Dataset entries:
________________________________________

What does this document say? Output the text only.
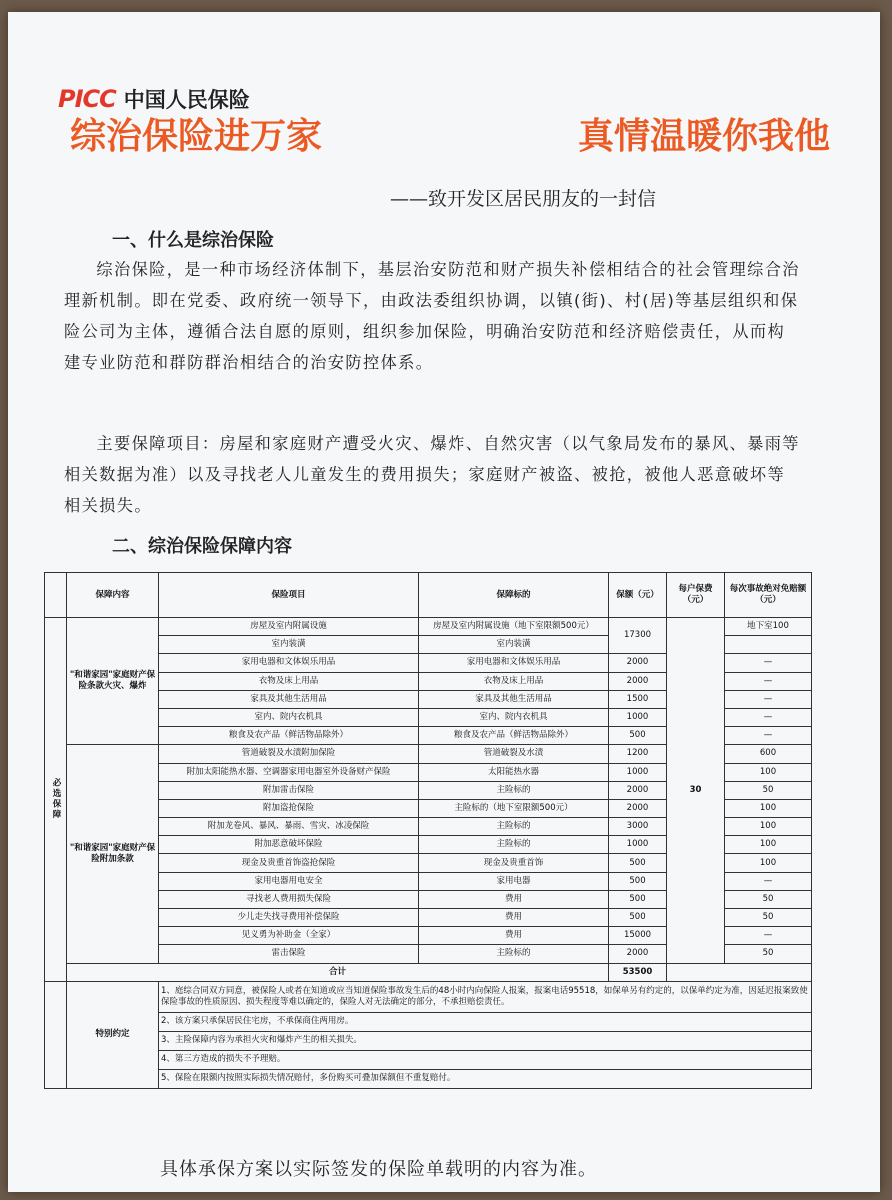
PICC 中国人民保险
综治保险进万家	真情温暖你我他
——致开发区居民朋友的一封信
一、什么是综治保险
综治保险，是一种市场经济体制下，基层治安防范和财产损失补偿相结合的社会管理综合治理新机制。即在党委、政府统一领导下，由政法委组织协调，以镇(街)、村(居)等基层组织和保险公司为主体，遵循合法自愿的原则，组织参加保险，明确治安防范和经济赔偿责任，从而构建专业防范和群防群治相结合的治安防控体系。
主要保障项目：房屋和家庭财产遭受火灾、爆炸、自然灾害（以气象局发布的暴风、暴雨等相关数据为准）以及寻找老人儿童发生的费用损失；家庭财产被盗、被抢，被他人恶意破坏等相关损失。
二、综治保险保障内容
	保障内容	保险项目	保障标的	保额（元）	每户保费（元）	每次事故绝对免赔额（元）
必选保障	"和谐家园"家庭财产保险条款火灾、爆炸	房屋及室内附属设施	房屋及室内附属设施（地下室限额500元）	17300	30	地下室100
		室内装潢	室内装潢			
		家用电器和文体娱乐用品	家用电器和文体娱乐用品	2000		—
		衣物及床上用品	衣物及床上用品	2000		—
		家具及其他生活用品	家具及其他生活用品	1500		—
		室内、院内衣机具	室内、院内衣机具	1000		—
		粮食及农产品（鲜活物品除外）	粮食及农产品（鲜活物品除外）	500		—
	"和谐家园"家庭财产保险附加条款	管道破裂及水渍附加保险	管道破裂及水渍	1200		600
		附加太阳能热水器、空调器家用电器室外设备财产保险	太阳能热水器	1000		100
		附加雷击保险	主险标的	2000		50
		附加盗抢保险	主险标的（地下室限额500元）	2000		100
		附加龙卷风、暴风、暴雨、雪灾、冰凌保险	主险标的	3000		100
		附加恶意破坏保险	主险标的	1000		100
		现金及贵重首饰盗抢保险	现金及贵重首饰	500		100
		家用电器用电安全	家用电器	500		—
		寻找老人费用损失保险	费用	500		50
		少儿走失找寻费用补偿保险	费用	500		50
		见义勇为补助金（全家）	费用	15000		—
		雷击保险	主险标的	2000		50
	合计			53500		
	特别约定	1、庭综合同双方同意，被保险人或者在知道或应当知道保险事故发生后的48小时内向保险人报案，报案电话95518，如保单另有约定的，以保单约定为准，因延迟报案致使保险事故的性质原因、损失程度等难以确定的，保险人对无法确定的部分，不承担赔偿责任。				
		2、该方案只承保居民住宅房，不承保商住两用房。				
		3、主险保障内容为承担火灾和爆炸产生的相关损失。				
		4、第三方造成的损失不予理赔。				
		5、保险在限额内按照实际损失情况赔付，多份购买可叠加保额但不重复赔付。				
具体承保方案以实际签发的保险单载明的内容为准。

________________________________________

▶ [DIRECTIVE]
Extract every line of the data exactly; pictures stay out.

▶ [FULL ANSWER]
What does this document say? Output the text only.
PICC 中国人民保险
综治保险进万家	真情温暖你我他
——致开发区居民朋友的一封信
一、什么是综治保险
综治保险，是一种市场经济体制下，基层治安防范和财产损失补偿相结合的社会管理综合治理新机制。即在党委、政府统一领导下，由政法委组织协调，以镇(街)、村(居)等基层组织和保险公司为主体，遵循合法自愿的原则，组织参加保险，明确治安防范和经济赔偿责任，从而构建专业防范和群防群治相结合的治安防控体系。
主要保障项目：房屋和家庭财产遭受火灾、爆炸、自然灾害（以气象局发布的暴风、暴雨等相关数据为准）以及寻找老人儿童发生的费用损失；家庭财产被盗、被抢，被他人恶意破坏等相关损失。
二、综治保险保障内容
	保障内容	保险项目	保障标的	保额（元）	每户保费（元）	每次事故绝对免赔额（元）
必选保障	"和谐家园"家庭财产保险条款火灾、爆炸	房屋及室内附属设施	房屋及室内附属设施（地下室限额500元）	17300	30	地下室100
		室内装潢	室内装潢			
		家用电器和文体娱乐用品	家用电器和文体娱乐用品	2000		—
		衣物及床上用品	衣物及床上用品	2000		—
		家具及其他生活用品	家具及其他生活用品	1500		—
		室内、院内衣机具	室内、院内衣机具	1000		—
		粮食及农产品（鲜活物品除外）	粮食及农产品（鲜活物品除外）	500		—
	"和谐家园"家庭财产保险附加条款	管道破裂及水渍附加保险	管道破裂及水渍	1200		600
		附加太阳能热水器、空调器家用电器室外设备财产保险	太阳能热水器	1000		100
		附加雷击保险	主险标的	2000		50
		附加盗抢保险	主险标的（地下室限额500元）	2000		100
		附加龙卷风、暴风、暴雨、雪灾、冰凌保险	主险标的	3000		100
		附加恶意破坏保险	主险标的	1000		100
		现金及贵重首饰盗抢保险	现金及贵重首饰	500		100
		家用电器用电安全	家用电器	500		—
		寻找老人费用损失保险	费用	500		50
		少儿走失找寻费用补偿保险	费用	500		50
		见义勇为补助金（全家）	费用	15000		—
		雷击保险	主险标的	2000		50
	合计			53500		
	特别约定	1、庭综合同双方同意，被保险人或者在知道或应当知道保险事故发生后的48小时内向保险人报案，报案电话95518，如保单另有约定的，以保单约定为准，因延迟报案致使保险事故的性质原因、损失程度等难以确定的，保险人对无法确定的部分，不承担赔偿责任。				
		2、该方案只承保居民住宅房，不承保商住两用房。				
		3、主险保障内容为承担火灾和爆炸产生的相关损失。				
		4、第三方造成的损失不予理赔。				
		5、保险在限额内按照实际损失情况赔付，多份购买可叠加保额但不重复赔付。				
具体承保方案以实际签发的保险单载明的内容为准。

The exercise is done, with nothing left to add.